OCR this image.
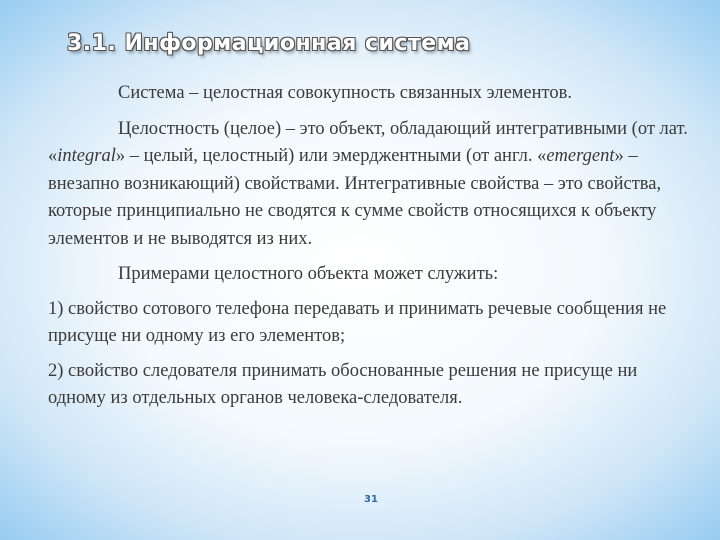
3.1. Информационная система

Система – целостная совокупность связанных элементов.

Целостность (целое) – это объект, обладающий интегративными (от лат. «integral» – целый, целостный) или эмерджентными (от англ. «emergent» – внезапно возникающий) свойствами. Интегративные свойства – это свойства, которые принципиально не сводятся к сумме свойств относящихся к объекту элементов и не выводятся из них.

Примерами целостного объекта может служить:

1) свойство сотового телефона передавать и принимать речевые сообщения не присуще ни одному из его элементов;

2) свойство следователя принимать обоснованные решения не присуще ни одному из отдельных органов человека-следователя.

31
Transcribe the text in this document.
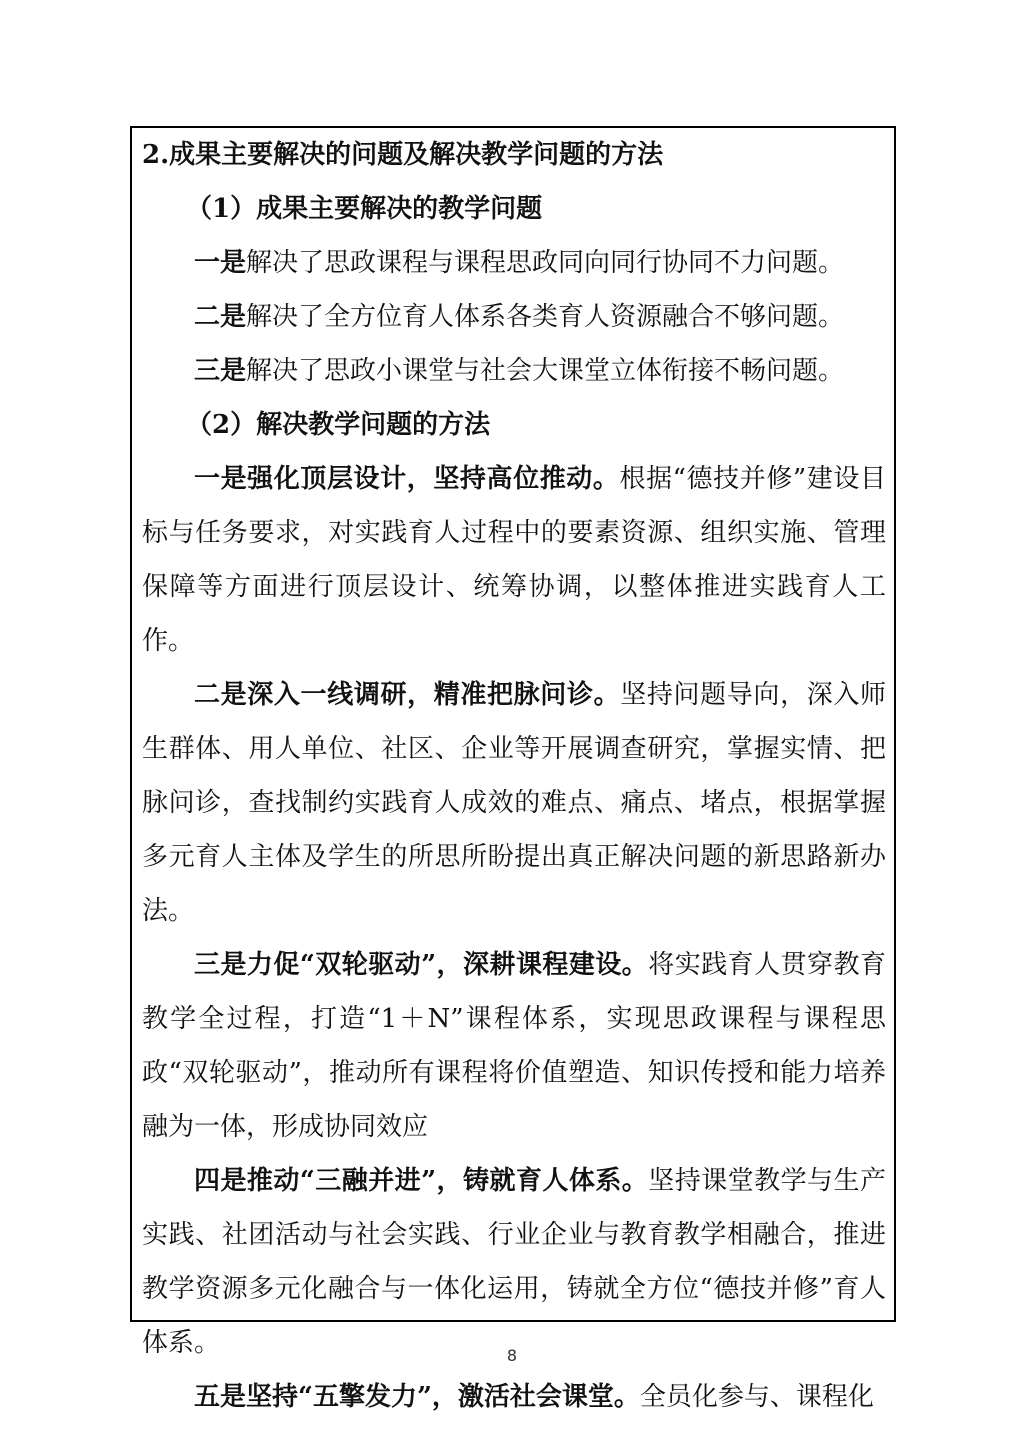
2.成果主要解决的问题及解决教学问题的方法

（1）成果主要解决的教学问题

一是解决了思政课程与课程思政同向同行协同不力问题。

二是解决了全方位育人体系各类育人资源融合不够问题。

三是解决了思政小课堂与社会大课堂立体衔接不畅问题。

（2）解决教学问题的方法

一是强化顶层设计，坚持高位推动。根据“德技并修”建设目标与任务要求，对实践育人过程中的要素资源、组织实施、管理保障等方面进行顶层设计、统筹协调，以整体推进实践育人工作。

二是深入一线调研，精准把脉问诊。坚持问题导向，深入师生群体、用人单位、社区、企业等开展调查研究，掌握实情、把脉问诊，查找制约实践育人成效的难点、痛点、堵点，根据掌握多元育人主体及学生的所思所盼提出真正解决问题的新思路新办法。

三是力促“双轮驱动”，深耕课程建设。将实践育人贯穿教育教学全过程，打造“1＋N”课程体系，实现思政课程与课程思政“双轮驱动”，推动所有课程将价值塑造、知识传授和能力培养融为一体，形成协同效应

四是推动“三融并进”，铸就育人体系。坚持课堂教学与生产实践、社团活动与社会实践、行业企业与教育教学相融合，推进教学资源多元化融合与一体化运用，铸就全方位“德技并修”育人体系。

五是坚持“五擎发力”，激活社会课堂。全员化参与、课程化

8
•••••
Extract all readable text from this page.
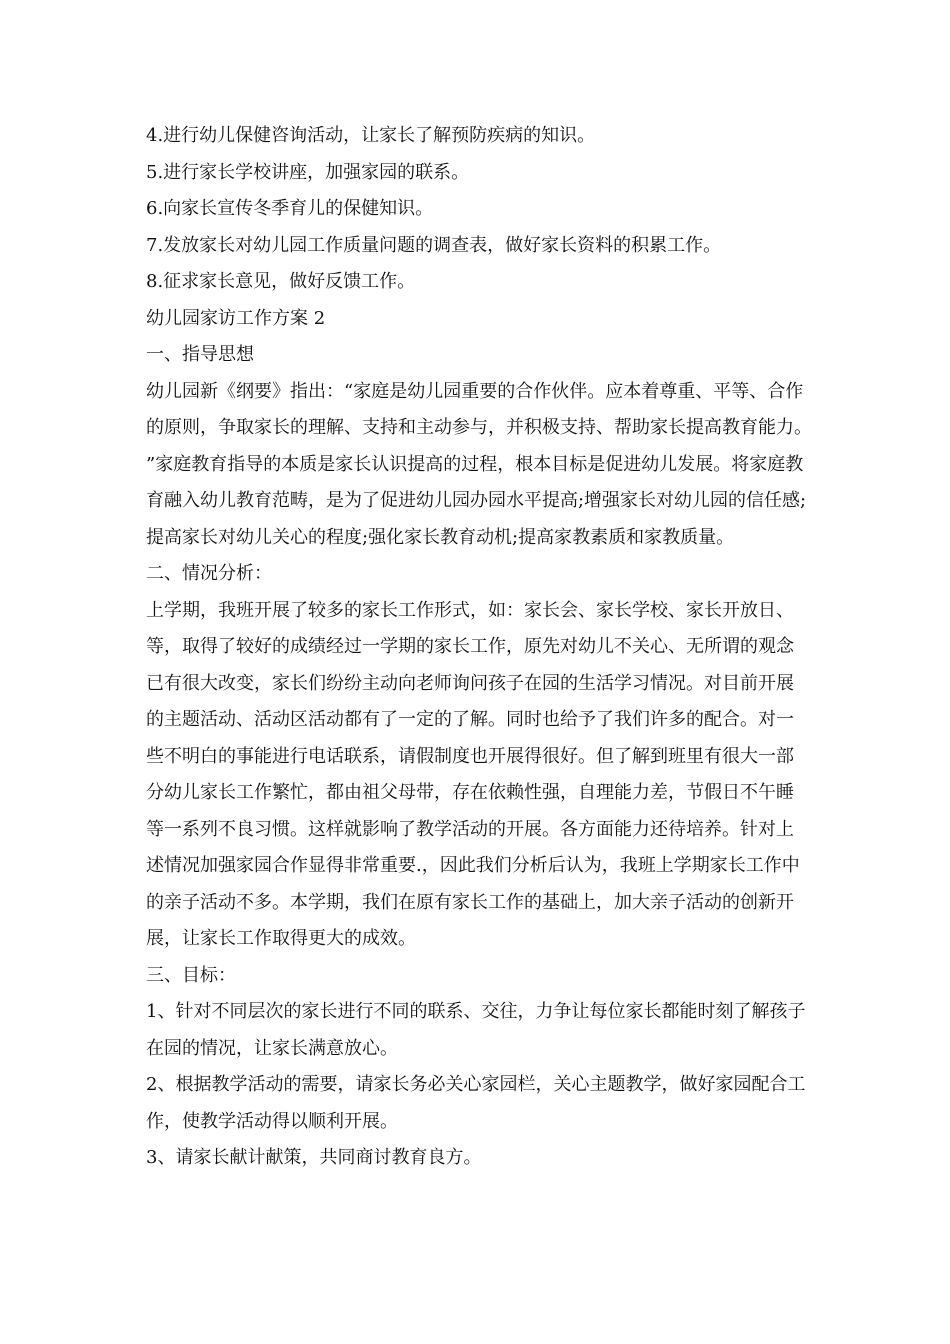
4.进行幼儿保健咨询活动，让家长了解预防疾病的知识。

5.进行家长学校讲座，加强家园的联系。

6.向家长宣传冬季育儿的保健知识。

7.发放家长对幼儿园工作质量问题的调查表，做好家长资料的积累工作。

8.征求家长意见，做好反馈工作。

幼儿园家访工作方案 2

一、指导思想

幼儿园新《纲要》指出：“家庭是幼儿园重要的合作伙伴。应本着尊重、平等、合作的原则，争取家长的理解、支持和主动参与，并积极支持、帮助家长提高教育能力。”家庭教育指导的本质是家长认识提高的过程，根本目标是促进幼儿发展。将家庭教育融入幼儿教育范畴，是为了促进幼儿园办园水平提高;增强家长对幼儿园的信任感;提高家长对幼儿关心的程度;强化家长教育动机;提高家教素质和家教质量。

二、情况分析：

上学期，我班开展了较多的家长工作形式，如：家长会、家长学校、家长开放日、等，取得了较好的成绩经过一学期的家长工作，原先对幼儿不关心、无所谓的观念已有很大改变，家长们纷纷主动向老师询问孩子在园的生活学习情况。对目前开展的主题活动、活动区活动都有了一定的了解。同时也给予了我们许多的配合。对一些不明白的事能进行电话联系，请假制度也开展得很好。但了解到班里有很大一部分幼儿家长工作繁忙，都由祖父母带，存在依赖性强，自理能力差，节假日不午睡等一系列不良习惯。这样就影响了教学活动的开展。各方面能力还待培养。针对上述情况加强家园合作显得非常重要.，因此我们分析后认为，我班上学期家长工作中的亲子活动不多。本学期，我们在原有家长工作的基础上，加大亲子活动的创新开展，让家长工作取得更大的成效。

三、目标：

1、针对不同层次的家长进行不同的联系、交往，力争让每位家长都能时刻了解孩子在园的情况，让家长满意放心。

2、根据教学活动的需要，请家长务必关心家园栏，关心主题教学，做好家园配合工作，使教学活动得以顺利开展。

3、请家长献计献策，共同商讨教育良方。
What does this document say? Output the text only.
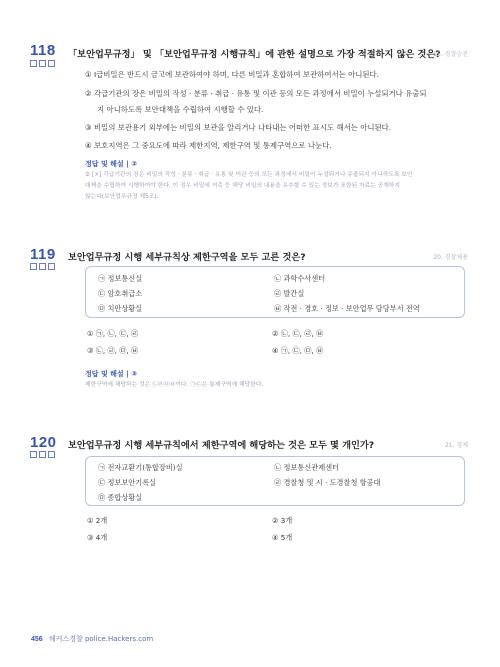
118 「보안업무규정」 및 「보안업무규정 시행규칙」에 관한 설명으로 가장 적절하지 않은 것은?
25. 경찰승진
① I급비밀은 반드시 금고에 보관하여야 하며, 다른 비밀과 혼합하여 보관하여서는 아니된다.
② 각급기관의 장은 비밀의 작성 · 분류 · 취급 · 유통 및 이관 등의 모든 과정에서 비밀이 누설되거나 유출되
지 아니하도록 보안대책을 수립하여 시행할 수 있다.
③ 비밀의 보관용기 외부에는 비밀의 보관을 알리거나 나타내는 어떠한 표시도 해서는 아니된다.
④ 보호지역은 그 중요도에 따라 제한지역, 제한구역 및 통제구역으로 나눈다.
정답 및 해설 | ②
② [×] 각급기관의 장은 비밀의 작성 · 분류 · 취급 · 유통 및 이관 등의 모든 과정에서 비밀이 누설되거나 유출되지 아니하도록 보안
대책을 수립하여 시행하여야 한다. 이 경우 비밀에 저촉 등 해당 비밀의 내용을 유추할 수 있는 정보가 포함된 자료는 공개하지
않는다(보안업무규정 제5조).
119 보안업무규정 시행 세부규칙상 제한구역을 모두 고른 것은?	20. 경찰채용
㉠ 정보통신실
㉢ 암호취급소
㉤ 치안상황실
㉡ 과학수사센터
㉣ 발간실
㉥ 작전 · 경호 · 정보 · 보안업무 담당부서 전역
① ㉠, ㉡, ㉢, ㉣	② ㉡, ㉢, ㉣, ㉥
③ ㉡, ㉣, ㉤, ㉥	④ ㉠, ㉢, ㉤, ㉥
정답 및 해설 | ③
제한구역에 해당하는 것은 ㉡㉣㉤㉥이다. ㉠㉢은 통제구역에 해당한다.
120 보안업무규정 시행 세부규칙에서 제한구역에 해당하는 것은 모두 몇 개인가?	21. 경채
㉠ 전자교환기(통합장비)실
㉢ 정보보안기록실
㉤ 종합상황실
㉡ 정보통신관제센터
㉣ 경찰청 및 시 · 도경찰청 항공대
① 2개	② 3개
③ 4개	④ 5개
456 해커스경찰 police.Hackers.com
•••••
§ **Aim**
Only lines with the word "свойство" are wanted, so copy each one from the records.

§ **Problem solution**
1) свойство сотового телефона передавать и принимать речевые сообщения не присуще ни одному из его элементов;
2) свойство следователя принимать обоснованные решения не присуще ни одному из отдельных органов человека-следователя.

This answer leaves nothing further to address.